# What the exercise asks
Copy each line exactly. Leave nothing out.

# Available data
--------

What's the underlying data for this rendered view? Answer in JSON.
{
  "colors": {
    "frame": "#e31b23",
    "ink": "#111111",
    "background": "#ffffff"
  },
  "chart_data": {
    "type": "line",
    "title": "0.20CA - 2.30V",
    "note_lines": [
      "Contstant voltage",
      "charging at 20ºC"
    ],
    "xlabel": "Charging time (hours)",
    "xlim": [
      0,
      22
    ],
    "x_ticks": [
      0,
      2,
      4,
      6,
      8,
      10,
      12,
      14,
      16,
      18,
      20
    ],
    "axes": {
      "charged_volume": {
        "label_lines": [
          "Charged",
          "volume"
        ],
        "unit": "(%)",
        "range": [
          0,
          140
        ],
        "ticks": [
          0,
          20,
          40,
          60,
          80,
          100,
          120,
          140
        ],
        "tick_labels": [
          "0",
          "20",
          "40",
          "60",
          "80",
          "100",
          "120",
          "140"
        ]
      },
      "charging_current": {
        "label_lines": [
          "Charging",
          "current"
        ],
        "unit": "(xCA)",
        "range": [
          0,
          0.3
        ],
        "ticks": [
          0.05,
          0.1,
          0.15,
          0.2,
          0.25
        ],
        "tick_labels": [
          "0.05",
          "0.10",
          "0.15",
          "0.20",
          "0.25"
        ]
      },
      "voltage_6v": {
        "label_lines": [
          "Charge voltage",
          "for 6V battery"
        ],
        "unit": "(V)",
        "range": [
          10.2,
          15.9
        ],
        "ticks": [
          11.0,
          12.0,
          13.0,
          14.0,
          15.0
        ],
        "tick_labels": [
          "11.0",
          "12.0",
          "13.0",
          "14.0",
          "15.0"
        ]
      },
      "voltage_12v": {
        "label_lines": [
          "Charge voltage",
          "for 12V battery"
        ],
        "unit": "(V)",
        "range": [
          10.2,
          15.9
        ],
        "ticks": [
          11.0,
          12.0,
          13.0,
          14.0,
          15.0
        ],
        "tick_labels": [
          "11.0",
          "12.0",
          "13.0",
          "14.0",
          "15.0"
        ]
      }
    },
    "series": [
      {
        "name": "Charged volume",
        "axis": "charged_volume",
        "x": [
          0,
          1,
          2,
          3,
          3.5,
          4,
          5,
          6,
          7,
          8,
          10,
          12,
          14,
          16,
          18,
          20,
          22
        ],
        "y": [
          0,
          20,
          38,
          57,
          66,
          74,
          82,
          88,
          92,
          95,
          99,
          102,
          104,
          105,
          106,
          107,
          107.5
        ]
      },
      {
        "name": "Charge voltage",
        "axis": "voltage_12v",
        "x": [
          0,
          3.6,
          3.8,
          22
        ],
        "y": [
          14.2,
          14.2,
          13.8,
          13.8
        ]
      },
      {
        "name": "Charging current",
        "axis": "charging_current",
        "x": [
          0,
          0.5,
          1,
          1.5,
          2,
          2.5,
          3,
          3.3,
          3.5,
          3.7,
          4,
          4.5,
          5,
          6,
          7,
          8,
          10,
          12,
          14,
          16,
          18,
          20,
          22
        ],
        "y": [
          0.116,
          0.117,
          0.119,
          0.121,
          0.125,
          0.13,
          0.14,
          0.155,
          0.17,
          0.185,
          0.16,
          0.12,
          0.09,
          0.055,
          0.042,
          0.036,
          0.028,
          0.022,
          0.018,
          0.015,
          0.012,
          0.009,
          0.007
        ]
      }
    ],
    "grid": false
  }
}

--------

# Response for this exercise
What's the underlying data for this rendered view? Answer in JSON.
{
  "colors": {
    "frame": "#e31b23",
    "ink": "#111111",
    "background": "#ffffff"
  },
  "chart_data": {
    "type": "line",
    "title": "0.20CA - 2.30V",
    "note_lines": [
      "Contstant voltage",
      "charging at 20ºC"
    ],
    "xlabel": "Charging time (hours)",
    "xlim": [
      0,
      22
    ],
    "x_ticks": [
      0,
      2,
      4,
      6,
      8,
      10,
      12,
      14,
      16,
      18,
      20
    ],
    "axes": {
      "charged_volume": {
        "label_lines": [
          "Charged",
          "volume"
        ],
        "unit": "(%)",
        "range": [
          0,
          140
        ],
        "ticks": [
          0,
          20,
          40,
          60,
          80,
          100,
          120,
          140
        ],
        "tick_labels": [
          "0",
          "20",
          "40",
          "60",
          "80",
          "100",
          "120",
          "140"
        ]
      },
      "charging_current": {
        "label_lines": [
          "Charging",
          "current"
        ],
        "unit": "(xCA)",
        "range": [
          0,
          0.3
        ],
        "ticks": [
          0.05,
          0.1,
          0.15,
          0.2,
          0.25
        ],
        "tick_labels": [
          "0.05",
          "0.10",
          "0.15",
          "0.20",
          "0.25"
        ]
      },
      "voltage_6v": {
        "label_lines": [
          "Charge voltage",
          "for 6V battery"
        ],
        "unit": "(V)",
        "range": [
          10.2,
          15.9
        ],
        "ticks": [
          11.0,
          12.0,
          13.0,
          14.0,
          15.0
        ],
        "tick_labels": [
          "11.0",
          "12.0",
          "13.0",
          "14.0",
          "15.0"
        ]
      },
      "voltage_12v": {
        "label_lines": [
          "Charge voltage",
          "for 12V battery"
        ],
        "unit": "(V)",
        "range": [
          10.2,
          15.9
        ],
        "ticks": [
          11.0,
          12.0,
          13.0,
          14.0,
          15.0
        ],
        "tick_labels": [
          "11.0",
          "12.0",
          "13.0",
          "14.0",
          "15.0"
        ]
      }
    },
    "series": [
      {
        "name": "Charged volume",
        "axis": "charged_volume",
        "x": [
          0,
          1,
          2,
          3,
          3.5,
          4,
          5,
          6,
          7,
          8,
          10,
          12,
          14,
          16,
          18,
          20,
          22
        ],
        "y": [
          0,
          20,
          38,
          57,
          66,
          74,
          82,
          88,
          92,
          95,
          99,
          102,
          104,
          105,
          106,
          107,
          107.5
        ]
      },
      {
        "name": "Charge voltage",
        "axis": "voltage_12v",
        "x": [
          0,
          3.6,
          3.8,
          22
        ],
        "y": [
          14.2,
          14.2,
          13.8,
          13.8
        ]
      },
      {
        "name": "Charging current",
        "axis": "charging_current",
        "x": [
          0,
          0.5,
          1,
          1.5,
          2,
          2.5,
          3,
          3.3,
          3.5,
          3.7,
          4,
          4.5,
          5,
          6,
          7,
          8,
          10,
          12,
          14,
          16,
          18,
          20,
          22
        ],
        "y": [
          0.116,
          0.117,
          0.119,
          0.121,
          0.125,
          0.13,
          0.14,
          0.155,
          0.17,
          0.185,
          0.16,
          0.12,
          0.09,
          0.055,
          0.042,
          0.036,
          0.028,
          0.022,
          0.018,
          0.015,
          0.012,
          0.009,
          0.007
        ]
      }
    ],
    "grid": false
  }
}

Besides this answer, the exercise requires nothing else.